[START Records shown]

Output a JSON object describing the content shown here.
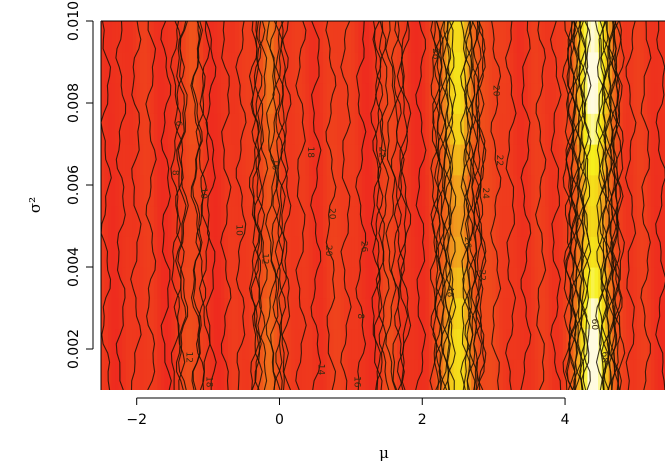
{
  "chart_data": {
    "type": "heatmap",
    "title": "",
    "xlabel": "μ",
    "ylabel": "σ²",
    "xlim": [
      -2.5,
      5.4
    ],
    "ylim": [
      0.001,
      0.01
    ],
    "x_ticks": [
      {
        "value": -2,
        "label": "−2"
      },
      {
        "value": 0,
        "label": "0"
      },
      {
        "value": 2,
        "label": "2"
      },
      {
        "value": 4,
        "label": "4"
      }
    ],
    "y_ticks": [
      {
        "value": 0.002,
        "label": "0.002"
      },
      {
        "value": 0.004,
        "label": "0.004"
      },
      {
        "value": 0.006,
        "label": "0.006"
      },
      {
        "value": 0.008,
        "label": "0.008"
      },
      {
        "value": 0.01,
        "label": "0.010"
      }
    ],
    "grid": false,
    "colors": {
      "low": "#ee2a1e",
      "mid": "#f08a20",
      "high": "#f6f01a",
      "peak": "#fffbe0",
      "contour": "#1a1205"
    },
    "ridges": [
      {
        "mu": -1.25,
        "width": 0.14,
        "height": 8
      },
      {
        "mu": -0.15,
        "width": 0.14,
        "height": 22
      },
      {
        "mu": 1.55,
        "width": 0.12,
        "height": 6
      },
      {
        "mu": 2.5,
        "width": 0.22,
        "height": 48
      },
      {
        "mu": 4.4,
        "width": 0.25,
        "height": 68
      }
    ],
    "contour_labels": [
      {
        "mu": -1.45,
        "sigma2": 0.0075,
        "label": "6"
      },
      {
        "mu": -1.5,
        "sigma2": 0.0063,
        "label": "8"
      },
      {
        "mu": -1.1,
        "sigma2": 0.0058,
        "label": "10"
      },
      {
        "mu": -1.3,
        "sigma2": 0.0018,
        "label": "12"
      },
      {
        "mu": -1.02,
        "sigma2": 0.0012,
        "label": "18"
      },
      {
        "mu": -0.6,
        "sigma2": 0.0049,
        "label": "10"
      },
      {
        "mu": -0.24,
        "sigma2": 0.0042,
        "label": "12"
      },
      {
        "mu": -0.1,
        "sigma2": 0.0065,
        "label": "16"
      },
      {
        "mu": 0.4,
        "sigma2": 0.0068,
        "label": "18"
      },
      {
        "mu": 0.7,
        "sigma2": 0.0053,
        "label": "20"
      },
      {
        "mu": 0.65,
        "sigma2": 0.0044,
        "label": "20"
      },
      {
        "mu": 0.55,
        "sigma2": 0.0015,
        "label": "14"
      },
      {
        "mu": 1.1,
        "sigma2": 0.0028,
        "label": "8"
      },
      {
        "mu": 1.15,
        "sigma2": 0.0045,
        "label": "26"
      },
      {
        "mu": 1.4,
        "sigma2": 0.0068,
        "label": "22"
      },
      {
        "mu": 1.05,
        "sigma2": 0.0012,
        "label": "16"
      },
      {
        "mu": 2.15,
        "sigma2": 0.0092,
        "label": "26"
      },
      {
        "mu": 2.35,
        "sigma2": 0.0034,
        "label": "48"
      },
      {
        "mu": 2.6,
        "sigma2": 0.0046,
        "label": "26"
      },
      {
        "mu": 2.85,
        "sigma2": 0.0058,
        "label": "24"
      },
      {
        "mu": 2.8,
        "sigma2": 0.0038,
        "label": "22"
      },
      {
        "mu": 3.0,
        "sigma2": 0.0083,
        "label": "20"
      },
      {
        "mu": 3.05,
        "sigma2": 0.0066,
        "label": "22"
      },
      {
        "mu": 4.38,
        "sigma2": 0.0026,
        "label": "60"
      },
      {
        "mu": 4.52,
        "sigma2": 0.0018,
        "label": "68"
      }
    ]
  }
}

[END Records shown]

Copy down every line of the entries containing the word "value".

**The answer**
        "value": -2,
        "value": 0,
        "value": 2,
        "value": 4,
        "value": 0.002,
        "value": 0.004,
        "value": 0.006,
        "value": 0.008,
        "value": 0.01,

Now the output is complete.